(Data listing)
--- Begin ---

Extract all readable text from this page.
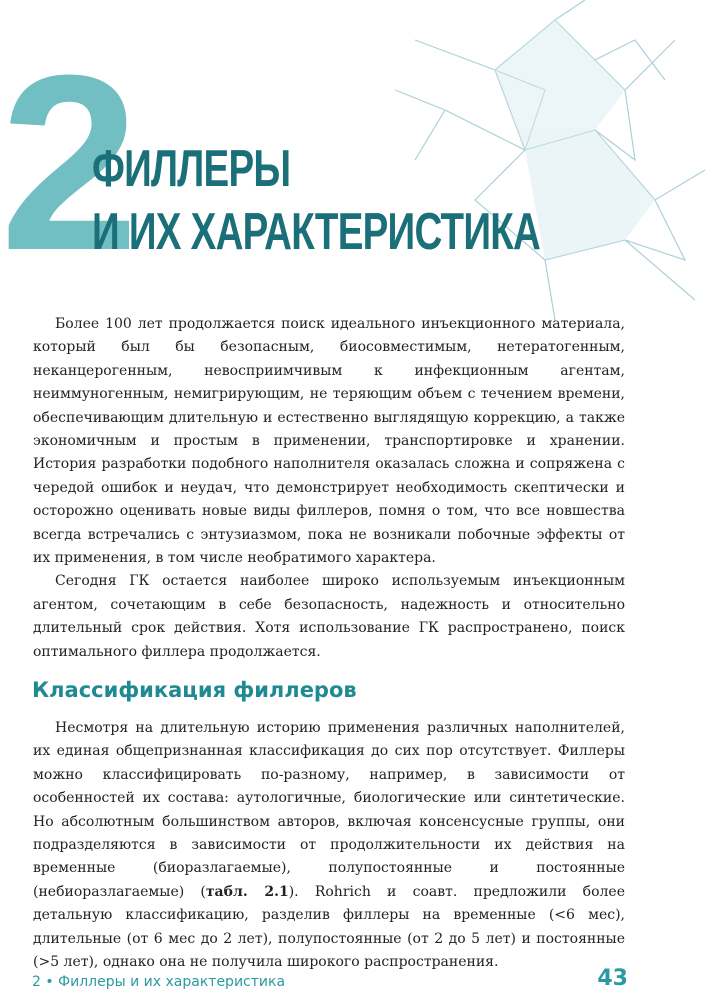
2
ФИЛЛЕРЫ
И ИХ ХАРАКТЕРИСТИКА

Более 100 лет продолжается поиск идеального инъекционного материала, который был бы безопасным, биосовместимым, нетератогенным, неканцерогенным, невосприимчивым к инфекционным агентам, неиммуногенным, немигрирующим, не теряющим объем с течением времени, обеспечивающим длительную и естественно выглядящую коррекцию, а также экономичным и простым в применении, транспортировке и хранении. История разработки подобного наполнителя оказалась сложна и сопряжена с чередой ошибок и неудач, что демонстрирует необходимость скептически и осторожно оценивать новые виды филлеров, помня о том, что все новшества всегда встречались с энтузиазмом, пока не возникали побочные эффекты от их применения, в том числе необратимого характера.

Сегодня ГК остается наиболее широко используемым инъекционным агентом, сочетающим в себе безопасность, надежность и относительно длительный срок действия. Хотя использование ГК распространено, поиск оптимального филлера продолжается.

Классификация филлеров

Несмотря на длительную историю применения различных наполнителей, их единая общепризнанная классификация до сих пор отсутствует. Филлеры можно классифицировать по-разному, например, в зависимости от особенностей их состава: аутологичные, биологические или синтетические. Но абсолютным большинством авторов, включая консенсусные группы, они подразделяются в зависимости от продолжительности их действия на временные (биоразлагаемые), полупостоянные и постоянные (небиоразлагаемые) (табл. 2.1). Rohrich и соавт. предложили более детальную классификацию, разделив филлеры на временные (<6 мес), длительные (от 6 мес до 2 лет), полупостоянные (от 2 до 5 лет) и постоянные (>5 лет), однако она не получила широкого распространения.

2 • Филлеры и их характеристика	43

--- End ---

* _TASK DIRECTIONS_
From the data above, copy each line where the string "филлеров" appears.

* _EXERCISE RESULT_
Более 100 лет продолжается поиск идеального инъекционного материала, который был бы безопасным, биосовместимым, нетератогенным, неканцерогенным, невосприимчивым к инфекционным агентам, неиммуногенным, немигрирующим, не теряющим объем с течением времени, обеспечивающим длительную и естественно выглядящую коррекцию, а также экономичным и простым в применении, транспортировке и хранении. История разработки подобного наполнителя оказалась сложна и сопряжена с чередой ошибок и неудач, что демонстрирует необходимость скептически и осторожно оценивать новые виды филлеров, помня о том, что все новшества всегда встречались с энтузиазмом, пока не возникали побочные эффекты от их применения, в том числе необратимого характера.
Классификация филлеров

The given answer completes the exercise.